**REQUIREMENT:**
Return all of the data exactly, with nothing left out but the pictures.

====== DATA ENTRIES

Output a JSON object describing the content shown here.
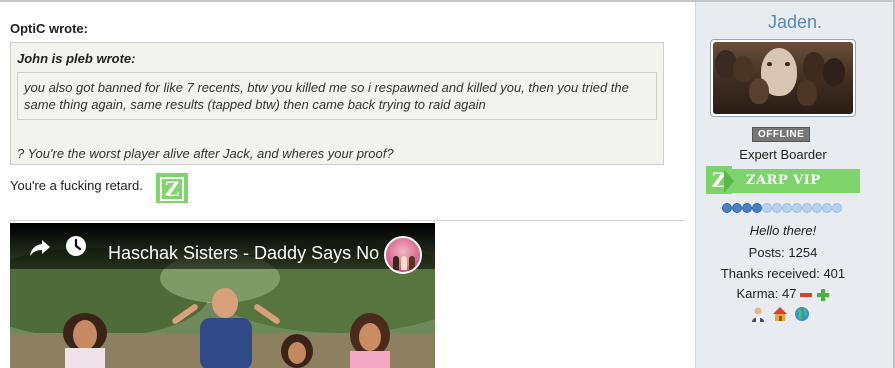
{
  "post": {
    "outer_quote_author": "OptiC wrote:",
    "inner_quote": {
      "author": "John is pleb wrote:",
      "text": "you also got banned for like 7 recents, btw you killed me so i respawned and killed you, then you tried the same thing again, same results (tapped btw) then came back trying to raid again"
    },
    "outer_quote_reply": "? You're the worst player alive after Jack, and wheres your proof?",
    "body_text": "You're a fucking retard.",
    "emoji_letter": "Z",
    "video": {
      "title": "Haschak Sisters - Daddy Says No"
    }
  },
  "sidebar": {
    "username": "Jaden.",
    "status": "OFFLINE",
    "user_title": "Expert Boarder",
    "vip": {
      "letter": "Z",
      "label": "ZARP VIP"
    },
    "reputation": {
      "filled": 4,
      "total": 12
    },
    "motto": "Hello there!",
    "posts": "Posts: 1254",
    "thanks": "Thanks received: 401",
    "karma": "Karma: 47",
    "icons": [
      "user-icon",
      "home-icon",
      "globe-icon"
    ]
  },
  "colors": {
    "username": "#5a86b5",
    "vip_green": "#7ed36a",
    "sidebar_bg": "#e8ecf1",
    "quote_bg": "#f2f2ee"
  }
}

============

**RESULT OF THE TASK:**
Output a JSON object describing the content shown here.
{
  "post": {
    "outer_quote_author": "OptiC wrote:",
    "inner_quote": {
      "author": "John is pleb wrote:",
      "text": "you also got banned for like 7 recents, btw you killed me so i respawned and killed you, then you tried the same thing again, same results (tapped btw) then came back trying to raid again"
    },
    "outer_quote_reply": "? You're the worst player alive after Jack, and wheres your proof?",
    "body_text": "You're a fucking retard.",
    "emoji_letter": "Z",
    "video": {
      "title": "Haschak Sisters - Daddy Says No"
    }
  },
  "sidebar": {
    "username": "Jaden.",
    "status": "OFFLINE",
    "user_title": "Expert Boarder",
    "vip": {
      "letter": "Z",
      "label": "ZARP VIP"
    },
    "reputation": {
      "filled": 4,
      "total": 12
    },
    "motto": "Hello there!",
    "posts": "Posts: 1254",
    "thanks": "Thanks received: 401",
    "karma": "Karma: 47",
    "icons": [
      "user-icon",
      "home-icon",
      "globe-icon"
    ]
  },
  "colors": {
    "username": "#5a86b5",
    "vip_green": "#7ed36a",
    "sidebar_bg": "#e8ecf1",
    "quote_bg": "#f2f2ee"
  }
}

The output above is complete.